* **Prompt**:
Set down the material below word for word, excluding the pictures.

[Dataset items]
§ §

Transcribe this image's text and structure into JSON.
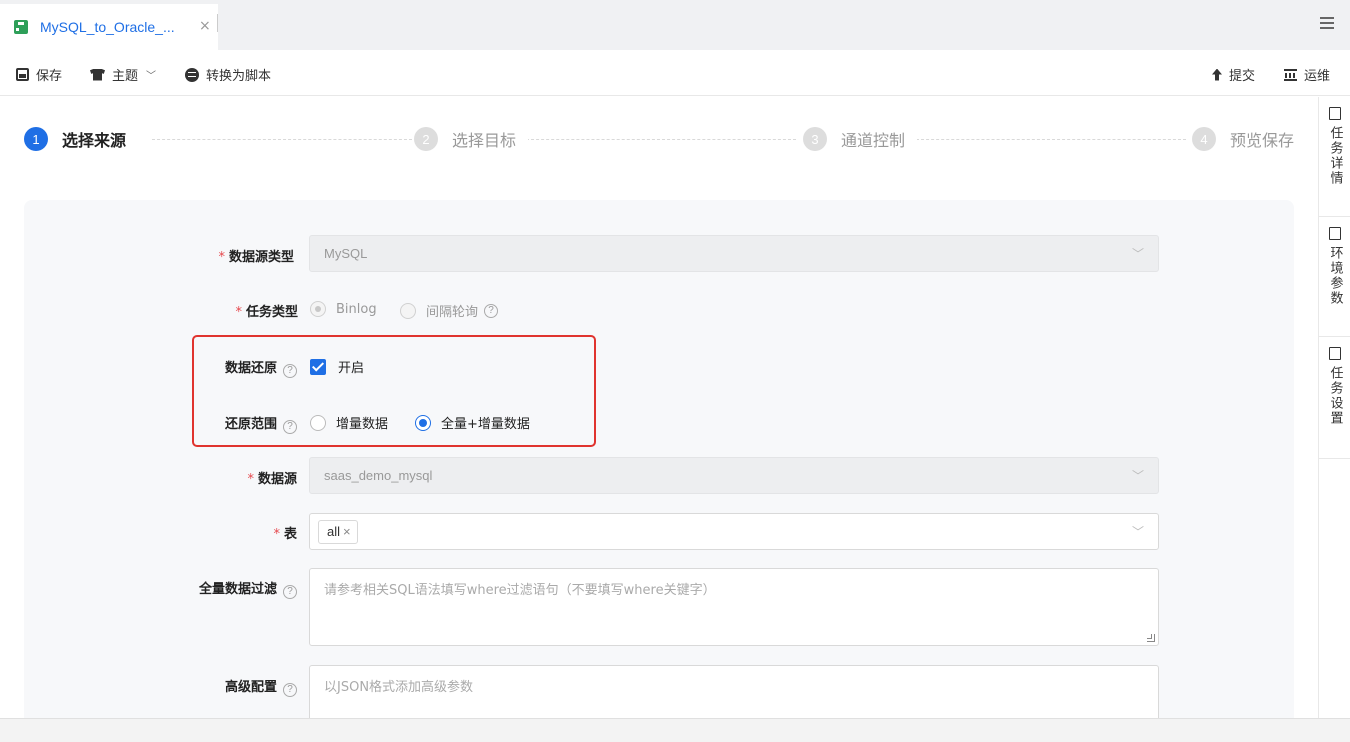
{
  "tab": {
    "title": "MySQL_to_Oracle_...",
    "close": "×"
  },
  "toolbar": {
    "save": "保存",
    "theme": "主题",
    "convert": "转换为脚本",
    "submit": "提交",
    "ops": "运维"
  },
  "steps": [
    {
      "num": "1",
      "label": "选择来源",
      "active": true
    },
    {
      "num": "2",
      "label": "选择目标",
      "active": false
    },
    {
      "num": "3",
      "label": "通道控制",
      "active": false
    },
    {
      "num": "4",
      "label": "预览保存",
      "active": false
    }
  ],
  "form": {
    "datasource_type": {
      "label": "数据源类型",
      "value": "MySQL"
    },
    "task_type": {
      "label": "任务类型",
      "options": [
        "Binlog",
        "间隔轮询"
      ]
    },
    "restore": {
      "label": "数据还原",
      "checkbox_label": "开启",
      "checked": true
    },
    "restore_scope": {
      "label": "还原范围",
      "options": [
        "增量数据",
        "全量+增量数据"
      ],
      "selected": "全量+增量数据"
    },
    "datasource": {
      "label": "数据源",
      "value": "saas_demo_mysql"
    },
    "table": {
      "label": "表",
      "tag": "all"
    },
    "full_filter": {
      "label": "全量数据过滤",
      "placeholder": "请参考相关SQL语法填写where过滤语句（不要填写where关键字）"
    },
    "advanced": {
      "label": "高级配置",
      "placeholder": "以JSON格式添加高级参数"
    }
  },
  "sidebar": {
    "items": [
      {
        "label": "任务详情",
        "icon": "document-icon"
      },
      {
        "label": "环境参数",
        "icon": "sliders-icon"
      },
      {
        "label": "任务设置",
        "icon": "edit-settings-icon"
      }
    ]
  },
  "colors": {
    "accent": "#1f6fe5",
    "highlight": "#e0332e",
    "required": "#e5484d"
  }
}
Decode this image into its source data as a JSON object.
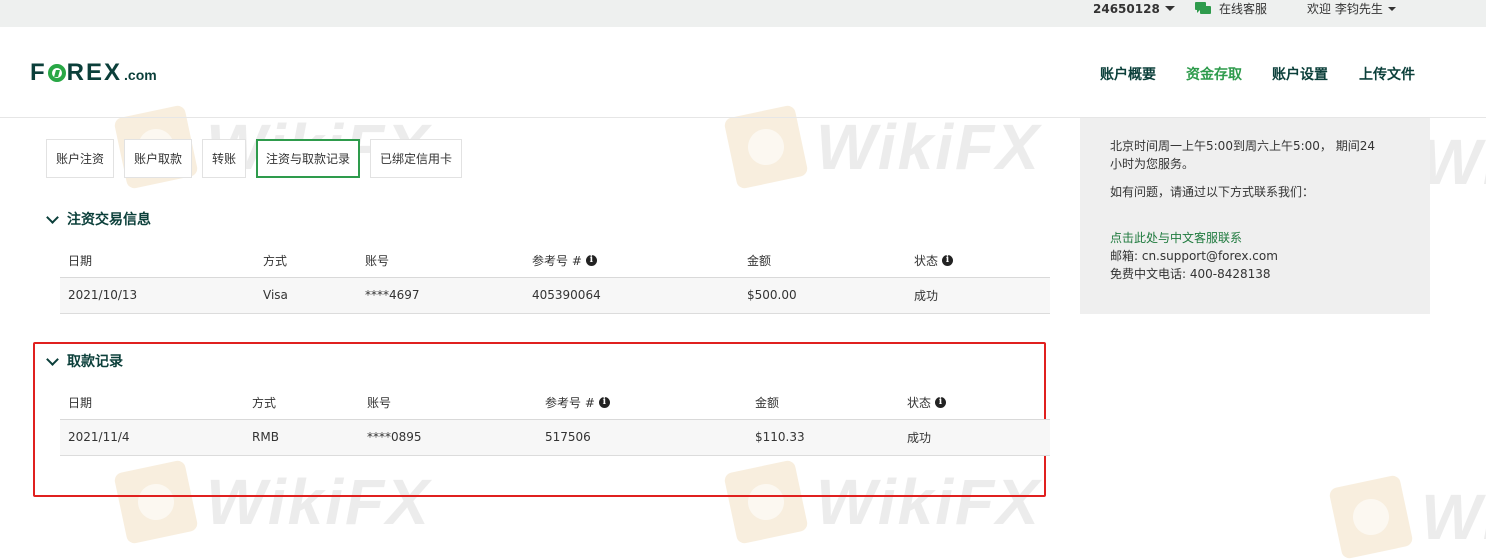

§ §

* **Solution to this task**:
Transcribe this image's text and structure into JSON.
{
  "tab": {
    "title": "MySQL_to_Oracle_...",
    "close": "×"
  },
  "toolbar": {
    "save": "保存",
    "theme": "主题",
    "convert": "转换为脚本",
    "submit": "提交",
    "ops": "运维"
  },
  "steps": [
    {
      "num": "1",
      "label": "选择来源",
      "active": true
    },
    {
      "num": "2",
      "label": "选择目标",
      "active": false
    },
    {
      "num": "3",
      "label": "通道控制",
      "active": false
    },
    {
      "num": "4",
      "label": "预览保存",
      "active": false
    }
  ],
  "form": {
    "datasource_type": {
      "label": "数据源类型",
      "value": "MySQL"
    },
    "task_type": {
      "label": "任务类型",
      "options": [
        "Binlog",
        "间隔轮询"
      ]
    },
    "restore": {
      "label": "数据还原",
      "checkbox_label": "开启",
      "checked": true
    },
    "restore_scope": {
      "label": "还原范围",
      "options": [
        "增量数据",
        "全量+增量数据"
      ],
      "selected": "全量+增量数据"
    },
    "datasource": {
      "label": "数据源",
      "value": "saas_demo_mysql"
    },
    "table": {
      "label": "表",
      "tag": "all"
    },
    "full_filter": {
      "label": "全量数据过滤",
      "placeholder": "请参考相关SQL语法填写where过滤语句（不要填写where关键字）"
    },
    "advanced": {
      "label": "高级配置",
      "placeholder": "以JSON格式添加高级参数"
    }
  },
  "sidebar": {
    "items": [
      {
        "label": "任务详情",
        "icon": "document-icon"
      },
      {
        "label": "环境参数",
        "icon": "sliders-icon"
      },
      {
        "label": "任务设置",
        "icon": "edit-settings-icon"
      }
    ]
  },
  "colors": {
    "accent": "#1f6fe5",
    "highlight": "#e0332e",
    "required": "#e5484d"
  }
}
Decode this image into its source data as a JSON object.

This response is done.